*Information provided:*
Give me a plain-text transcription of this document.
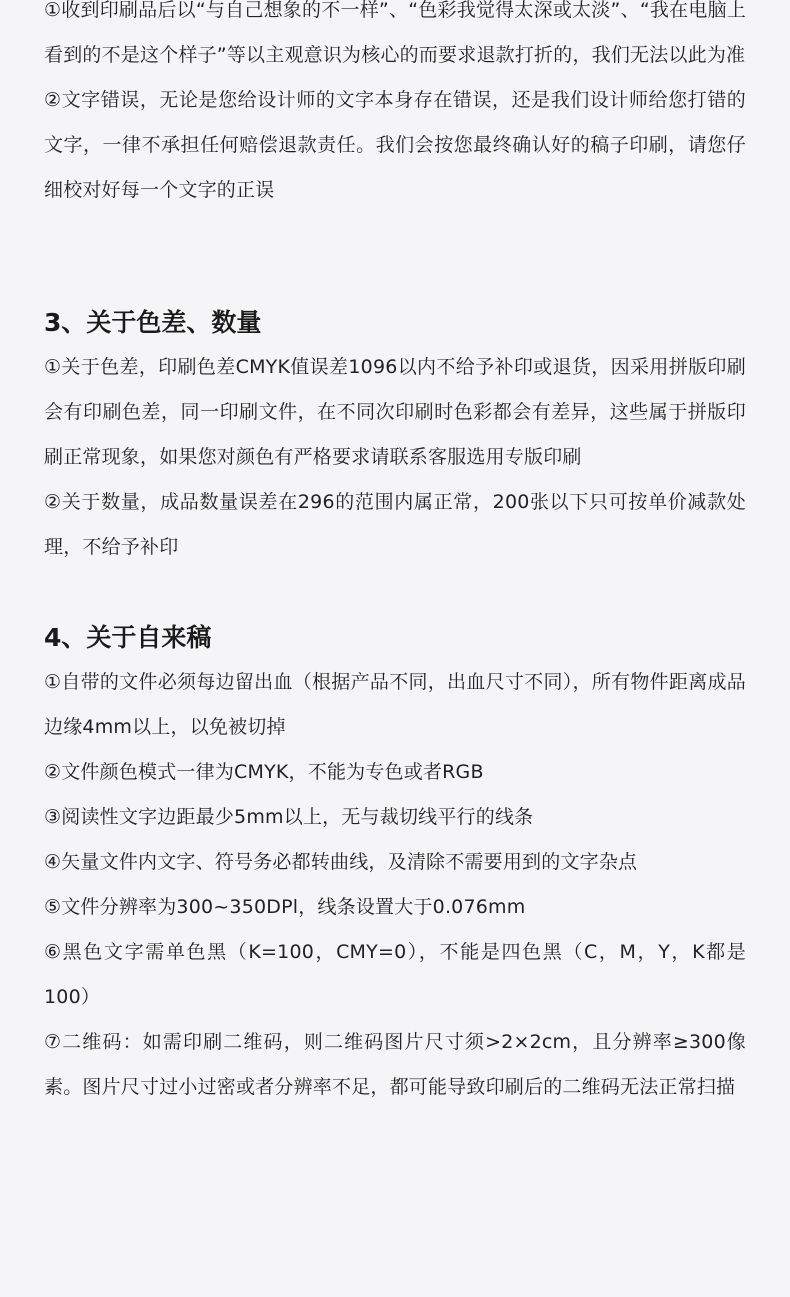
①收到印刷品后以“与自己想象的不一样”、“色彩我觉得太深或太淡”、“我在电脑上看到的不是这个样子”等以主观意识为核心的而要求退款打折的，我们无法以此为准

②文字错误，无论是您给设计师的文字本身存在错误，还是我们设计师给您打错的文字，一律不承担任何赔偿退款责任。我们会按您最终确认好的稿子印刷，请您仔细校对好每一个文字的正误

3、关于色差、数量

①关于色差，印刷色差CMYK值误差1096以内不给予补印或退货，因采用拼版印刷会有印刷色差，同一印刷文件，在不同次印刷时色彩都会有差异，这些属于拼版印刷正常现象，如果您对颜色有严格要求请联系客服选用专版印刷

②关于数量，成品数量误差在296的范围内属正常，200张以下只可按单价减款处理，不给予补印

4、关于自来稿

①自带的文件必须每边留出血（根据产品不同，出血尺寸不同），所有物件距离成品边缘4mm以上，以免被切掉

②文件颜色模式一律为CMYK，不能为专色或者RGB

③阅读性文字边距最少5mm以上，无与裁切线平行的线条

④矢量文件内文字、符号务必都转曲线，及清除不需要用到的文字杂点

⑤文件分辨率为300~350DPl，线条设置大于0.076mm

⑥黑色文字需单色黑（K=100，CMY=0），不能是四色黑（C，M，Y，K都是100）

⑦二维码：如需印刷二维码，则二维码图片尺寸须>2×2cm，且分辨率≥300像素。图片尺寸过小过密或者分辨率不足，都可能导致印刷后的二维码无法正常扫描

---

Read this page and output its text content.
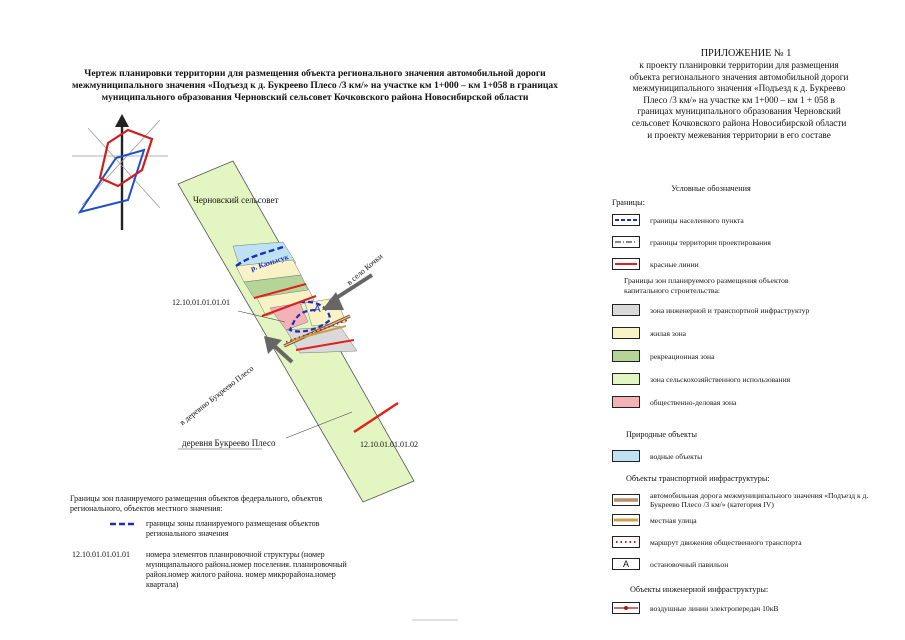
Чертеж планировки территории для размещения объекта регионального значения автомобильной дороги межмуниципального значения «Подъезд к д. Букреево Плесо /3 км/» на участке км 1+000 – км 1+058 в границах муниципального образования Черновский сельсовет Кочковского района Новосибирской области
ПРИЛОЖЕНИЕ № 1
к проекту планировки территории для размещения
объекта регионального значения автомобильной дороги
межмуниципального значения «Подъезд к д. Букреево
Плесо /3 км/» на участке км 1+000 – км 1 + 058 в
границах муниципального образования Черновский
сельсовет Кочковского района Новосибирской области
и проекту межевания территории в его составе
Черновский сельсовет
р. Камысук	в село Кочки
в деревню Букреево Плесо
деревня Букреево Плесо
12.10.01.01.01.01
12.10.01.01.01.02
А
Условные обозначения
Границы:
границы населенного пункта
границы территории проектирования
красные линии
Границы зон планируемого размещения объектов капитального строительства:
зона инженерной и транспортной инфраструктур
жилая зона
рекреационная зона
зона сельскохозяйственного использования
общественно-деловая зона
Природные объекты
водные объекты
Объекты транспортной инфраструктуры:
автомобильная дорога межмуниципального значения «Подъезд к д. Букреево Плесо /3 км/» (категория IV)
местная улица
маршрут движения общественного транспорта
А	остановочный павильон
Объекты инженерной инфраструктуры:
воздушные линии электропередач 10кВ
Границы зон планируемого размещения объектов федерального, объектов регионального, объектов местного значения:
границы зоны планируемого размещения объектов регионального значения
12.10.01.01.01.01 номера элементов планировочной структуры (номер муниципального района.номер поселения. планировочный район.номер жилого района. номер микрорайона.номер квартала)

*Aim of the task:*
Keep only those lines of the records that hold "планируемого", and return them.

*Exercise output:*
Границы зон планируемого размещения объектов капитального строительства:
Границы зон планируемого размещения объектов федерального, объектов регионального, объектов местного значения:
границы зоны планируемого размещения объектов регионального значения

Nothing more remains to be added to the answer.